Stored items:
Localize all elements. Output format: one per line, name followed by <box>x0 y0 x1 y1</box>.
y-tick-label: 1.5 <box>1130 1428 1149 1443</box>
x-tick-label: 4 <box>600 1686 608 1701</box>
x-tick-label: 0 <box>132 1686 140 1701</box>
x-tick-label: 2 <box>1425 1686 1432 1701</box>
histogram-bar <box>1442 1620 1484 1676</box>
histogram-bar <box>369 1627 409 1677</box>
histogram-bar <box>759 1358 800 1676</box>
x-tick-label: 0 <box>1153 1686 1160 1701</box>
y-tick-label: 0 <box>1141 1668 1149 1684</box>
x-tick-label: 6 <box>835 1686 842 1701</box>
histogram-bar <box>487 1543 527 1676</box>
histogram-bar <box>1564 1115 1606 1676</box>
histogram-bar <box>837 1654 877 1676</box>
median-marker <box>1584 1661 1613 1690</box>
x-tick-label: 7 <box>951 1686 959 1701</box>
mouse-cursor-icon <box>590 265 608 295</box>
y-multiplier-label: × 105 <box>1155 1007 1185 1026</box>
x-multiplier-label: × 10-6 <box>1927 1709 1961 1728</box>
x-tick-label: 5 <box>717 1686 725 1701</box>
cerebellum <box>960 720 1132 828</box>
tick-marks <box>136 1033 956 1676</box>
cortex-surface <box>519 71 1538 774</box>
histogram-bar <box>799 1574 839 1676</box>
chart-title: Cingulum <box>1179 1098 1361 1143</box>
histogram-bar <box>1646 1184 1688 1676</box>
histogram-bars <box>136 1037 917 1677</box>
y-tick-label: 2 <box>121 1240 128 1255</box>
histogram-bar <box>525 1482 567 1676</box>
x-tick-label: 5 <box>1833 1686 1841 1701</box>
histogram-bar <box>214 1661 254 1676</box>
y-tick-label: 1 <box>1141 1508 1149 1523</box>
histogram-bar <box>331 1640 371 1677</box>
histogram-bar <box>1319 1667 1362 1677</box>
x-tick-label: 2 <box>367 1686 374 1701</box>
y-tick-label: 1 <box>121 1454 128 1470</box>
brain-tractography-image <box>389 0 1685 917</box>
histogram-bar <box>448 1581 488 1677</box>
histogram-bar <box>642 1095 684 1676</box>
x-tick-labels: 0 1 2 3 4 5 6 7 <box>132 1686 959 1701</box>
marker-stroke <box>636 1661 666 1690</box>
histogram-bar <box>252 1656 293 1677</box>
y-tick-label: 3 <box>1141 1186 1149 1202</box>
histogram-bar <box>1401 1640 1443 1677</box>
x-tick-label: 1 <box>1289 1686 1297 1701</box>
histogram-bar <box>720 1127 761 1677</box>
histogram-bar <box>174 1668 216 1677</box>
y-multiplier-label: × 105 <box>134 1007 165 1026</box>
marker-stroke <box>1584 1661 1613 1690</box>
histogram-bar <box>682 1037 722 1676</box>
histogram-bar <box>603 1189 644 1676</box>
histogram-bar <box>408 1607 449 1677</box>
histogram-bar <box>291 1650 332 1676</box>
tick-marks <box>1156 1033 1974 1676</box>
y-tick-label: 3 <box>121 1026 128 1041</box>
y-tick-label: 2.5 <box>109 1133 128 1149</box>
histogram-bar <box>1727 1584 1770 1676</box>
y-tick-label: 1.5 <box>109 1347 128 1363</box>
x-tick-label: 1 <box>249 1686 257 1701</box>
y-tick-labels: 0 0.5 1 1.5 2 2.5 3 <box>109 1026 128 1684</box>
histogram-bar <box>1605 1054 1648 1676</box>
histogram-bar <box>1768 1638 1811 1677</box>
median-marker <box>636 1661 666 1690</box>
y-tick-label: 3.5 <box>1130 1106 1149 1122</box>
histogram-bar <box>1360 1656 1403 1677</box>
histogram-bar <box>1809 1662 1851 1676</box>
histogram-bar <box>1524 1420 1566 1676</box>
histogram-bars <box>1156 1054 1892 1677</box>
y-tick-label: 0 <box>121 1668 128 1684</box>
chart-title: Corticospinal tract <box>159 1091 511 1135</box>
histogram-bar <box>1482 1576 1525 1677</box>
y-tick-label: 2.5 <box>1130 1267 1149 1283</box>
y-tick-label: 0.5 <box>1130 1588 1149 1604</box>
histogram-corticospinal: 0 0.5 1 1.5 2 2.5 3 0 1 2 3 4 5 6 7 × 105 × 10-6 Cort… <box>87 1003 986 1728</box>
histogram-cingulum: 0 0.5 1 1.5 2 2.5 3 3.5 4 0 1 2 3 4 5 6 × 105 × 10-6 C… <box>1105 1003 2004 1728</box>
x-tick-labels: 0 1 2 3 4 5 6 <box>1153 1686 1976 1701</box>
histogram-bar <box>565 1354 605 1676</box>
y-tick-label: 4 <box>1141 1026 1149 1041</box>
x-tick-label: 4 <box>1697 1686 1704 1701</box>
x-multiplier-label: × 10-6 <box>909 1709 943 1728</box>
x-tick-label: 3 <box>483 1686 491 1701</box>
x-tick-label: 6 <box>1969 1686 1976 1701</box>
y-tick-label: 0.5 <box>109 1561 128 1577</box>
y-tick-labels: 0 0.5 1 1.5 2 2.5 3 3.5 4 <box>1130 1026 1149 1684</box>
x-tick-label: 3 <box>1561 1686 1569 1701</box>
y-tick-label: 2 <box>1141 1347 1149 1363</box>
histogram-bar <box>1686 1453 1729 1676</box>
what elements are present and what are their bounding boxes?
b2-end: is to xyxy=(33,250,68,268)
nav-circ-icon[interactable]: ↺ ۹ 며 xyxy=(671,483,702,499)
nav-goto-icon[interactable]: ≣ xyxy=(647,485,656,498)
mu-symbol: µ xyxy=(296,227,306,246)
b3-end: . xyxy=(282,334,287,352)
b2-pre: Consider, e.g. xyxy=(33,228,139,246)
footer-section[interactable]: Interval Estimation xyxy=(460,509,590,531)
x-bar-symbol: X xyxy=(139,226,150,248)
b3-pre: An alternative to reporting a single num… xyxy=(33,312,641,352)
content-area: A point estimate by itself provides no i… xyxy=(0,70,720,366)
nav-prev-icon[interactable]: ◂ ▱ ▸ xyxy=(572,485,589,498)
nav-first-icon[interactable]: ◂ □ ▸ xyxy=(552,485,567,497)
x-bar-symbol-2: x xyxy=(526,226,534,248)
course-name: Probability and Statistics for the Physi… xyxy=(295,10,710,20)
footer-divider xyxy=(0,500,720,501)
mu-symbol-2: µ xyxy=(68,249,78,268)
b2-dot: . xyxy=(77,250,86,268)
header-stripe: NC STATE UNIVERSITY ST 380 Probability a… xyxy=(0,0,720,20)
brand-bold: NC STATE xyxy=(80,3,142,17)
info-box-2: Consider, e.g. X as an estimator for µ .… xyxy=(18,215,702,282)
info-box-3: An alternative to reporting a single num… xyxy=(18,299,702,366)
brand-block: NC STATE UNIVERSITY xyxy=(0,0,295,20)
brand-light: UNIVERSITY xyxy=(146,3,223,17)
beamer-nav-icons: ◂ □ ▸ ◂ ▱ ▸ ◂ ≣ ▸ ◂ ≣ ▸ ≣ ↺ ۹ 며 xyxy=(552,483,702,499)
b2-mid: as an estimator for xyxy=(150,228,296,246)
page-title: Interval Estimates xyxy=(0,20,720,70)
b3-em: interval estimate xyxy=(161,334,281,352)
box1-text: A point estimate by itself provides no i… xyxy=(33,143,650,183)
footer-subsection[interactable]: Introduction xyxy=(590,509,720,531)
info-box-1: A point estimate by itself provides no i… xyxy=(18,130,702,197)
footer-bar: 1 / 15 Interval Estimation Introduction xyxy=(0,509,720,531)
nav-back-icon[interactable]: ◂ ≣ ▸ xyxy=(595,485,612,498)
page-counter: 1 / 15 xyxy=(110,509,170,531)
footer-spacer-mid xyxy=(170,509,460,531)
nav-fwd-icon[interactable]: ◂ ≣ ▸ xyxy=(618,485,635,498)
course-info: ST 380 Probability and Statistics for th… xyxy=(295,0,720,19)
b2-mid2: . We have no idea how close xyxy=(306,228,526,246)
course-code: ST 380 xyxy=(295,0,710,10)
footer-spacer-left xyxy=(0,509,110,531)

## EXERCISE BRIEF
Select every line above that contains the word "reporting", matching its case exactly.

## SOLVED EXERCISE
b3-pre: An alternative to reporting a single num… xyxy=(33,312,641,352)
info-box-3: An alternative to reporting a single num… xyxy=(18,299,702,366)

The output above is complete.